> [GIVEN INSTRUCTION]:
Omit every picture and write out the rest of the records exactly.

> [RECORDS SUPPLIED]:

----

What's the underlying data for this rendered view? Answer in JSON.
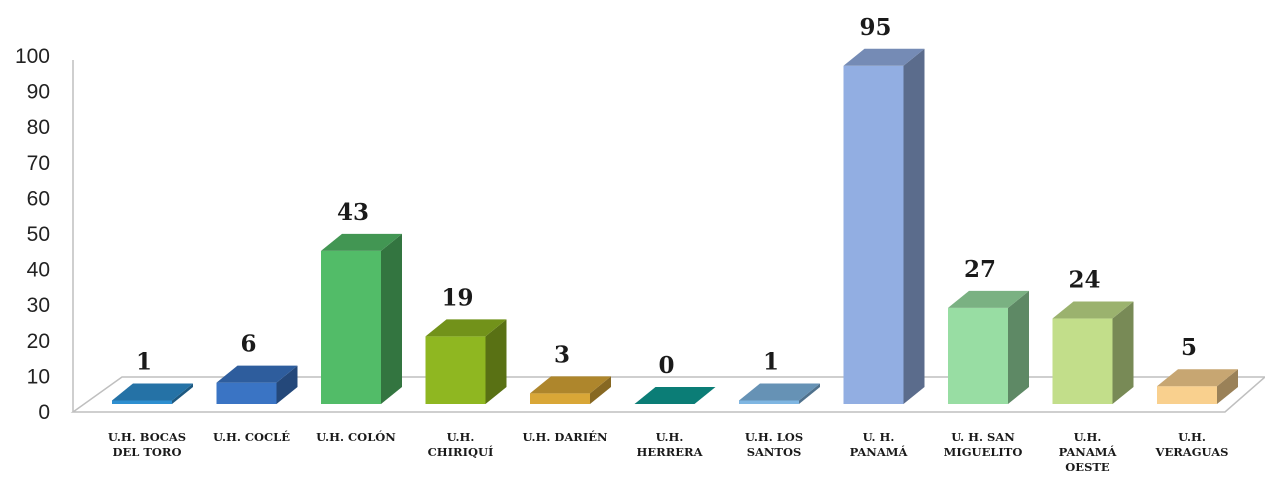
{
  "chart_data": {
    "type": "bar",
    "style": "3d-column",
    "categories": [
      [
        "U.H. BOCAS",
        "DEL TORO"
      ],
      [
        "U.H. COCLÉ"
      ],
      [
        "U.H. COLÓN"
      ],
      [
        "U.H.",
        "CHIRIQUÍ"
      ],
      [
        "U.H. DARIÉN"
      ],
      [
        "U.H.",
        "HERRERA"
      ],
      [
        "U.H. LOS",
        "SANTOS"
      ],
      [
        "U. H.",
        "PANAMÁ"
      ],
      [
        "U. H. SAN",
        "MIGUELITO"
      ],
      [
        "U.H.",
        "PANAMÁ",
        "OESTE"
      ],
      [
        "U.H.",
        "VERAGUAS"
      ]
    ],
    "values": [
      1,
      6,
      43,
      19,
      3,
      0,
      1,
      95,
      27,
      24,
      5
    ],
    "data_labels": [
      "1",
      "6",
      "43",
      "19",
      "3",
      "0",
      "1",
      "95",
      "27",
      "24",
      "5"
    ],
    "colors": [
      "#2E8FD0",
      "#3A74C4",
      "#52BC68",
      "#8FB721",
      "#D9A737",
      "#0E9C93",
      "#7FB6E2",
      "#92AEE2",
      "#98DDA3",
      "#C2DE8A",
      "#F9D08E"
    ],
    "yticks": [
      "0",
      "10",
      "20",
      "30",
      "40",
      "50",
      "60",
      "70",
      "80",
      "90",
      "100"
    ],
    "ylim": [
      0,
      100
    ],
    "grid": false,
    "legend": "none",
    "title": "",
    "xlabel": "",
    "ylabel": ""
  }
}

----

> [ANSWER TO THE TASK]:
What's the underlying data for this rendered view? Answer in JSON.
{
  "chart_data": {
    "type": "bar",
    "style": "3d-column",
    "categories": [
      [
        "U.H. BOCAS",
        "DEL TORO"
      ],
      [
        "U.H. COCLÉ"
      ],
      [
        "U.H. COLÓN"
      ],
      [
        "U.H.",
        "CHIRIQUÍ"
      ],
      [
        "U.H. DARIÉN"
      ],
      [
        "U.H.",
        "HERRERA"
      ],
      [
        "U.H. LOS",
        "SANTOS"
      ],
      [
        "U. H.",
        "PANAMÁ"
      ],
      [
        "U. H. SAN",
        "MIGUELITO"
      ],
      [
        "U.H.",
        "PANAMÁ",
        "OESTE"
      ],
      [
        "U.H.",
        "VERAGUAS"
      ]
    ],
    "values": [
      1,
      6,
      43,
      19,
      3,
      0,
      1,
      95,
      27,
      24,
      5
    ],
    "data_labels": [
      "1",
      "6",
      "43",
      "19",
      "3",
      "0",
      "1",
      "95",
      "27",
      "24",
      "5"
    ],
    "colors": [
      "#2E8FD0",
      "#3A74C4",
      "#52BC68",
      "#8FB721",
      "#D9A737",
      "#0E9C93",
      "#7FB6E2",
      "#92AEE2",
      "#98DDA3",
      "#C2DE8A",
      "#F9D08E"
    ],
    "yticks": [
      "0",
      "10",
      "20",
      "30",
      "40",
      "50",
      "60",
      "70",
      "80",
      "90",
      "100"
    ],
    "ylim": [
      0,
      100
    ],
    "grid": false,
    "legend": "none",
    "title": "",
    "xlabel": "",
    "ylabel": ""
  }
}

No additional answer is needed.